## WHAT THE TASK ASKS
Among the lines of this listing, determine how many contain the string "manera". Answer with the number only.

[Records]
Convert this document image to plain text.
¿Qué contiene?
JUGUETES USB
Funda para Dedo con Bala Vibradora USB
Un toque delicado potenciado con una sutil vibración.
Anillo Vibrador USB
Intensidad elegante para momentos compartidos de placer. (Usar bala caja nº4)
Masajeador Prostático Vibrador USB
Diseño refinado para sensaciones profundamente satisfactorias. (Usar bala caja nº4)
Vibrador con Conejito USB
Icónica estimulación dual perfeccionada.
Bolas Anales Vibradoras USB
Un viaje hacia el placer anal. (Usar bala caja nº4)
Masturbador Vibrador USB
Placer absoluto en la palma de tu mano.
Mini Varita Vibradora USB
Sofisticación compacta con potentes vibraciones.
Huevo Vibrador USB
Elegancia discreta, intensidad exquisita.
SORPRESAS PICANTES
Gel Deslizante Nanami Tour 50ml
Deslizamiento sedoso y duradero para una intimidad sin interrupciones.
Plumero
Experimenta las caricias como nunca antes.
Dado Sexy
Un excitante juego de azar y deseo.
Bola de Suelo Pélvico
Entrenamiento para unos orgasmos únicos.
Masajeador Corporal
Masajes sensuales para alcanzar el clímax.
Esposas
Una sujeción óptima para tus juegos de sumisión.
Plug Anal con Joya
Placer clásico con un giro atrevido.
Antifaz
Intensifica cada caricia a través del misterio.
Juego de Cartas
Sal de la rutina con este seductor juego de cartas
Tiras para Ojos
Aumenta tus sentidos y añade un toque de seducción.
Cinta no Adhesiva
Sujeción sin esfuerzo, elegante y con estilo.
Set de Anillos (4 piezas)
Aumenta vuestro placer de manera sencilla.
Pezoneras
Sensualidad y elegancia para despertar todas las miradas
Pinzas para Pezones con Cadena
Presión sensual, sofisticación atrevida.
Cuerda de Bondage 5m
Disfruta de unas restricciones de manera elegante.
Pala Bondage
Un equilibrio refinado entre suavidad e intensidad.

## OUTPUT FOR THIS EXERCISE
2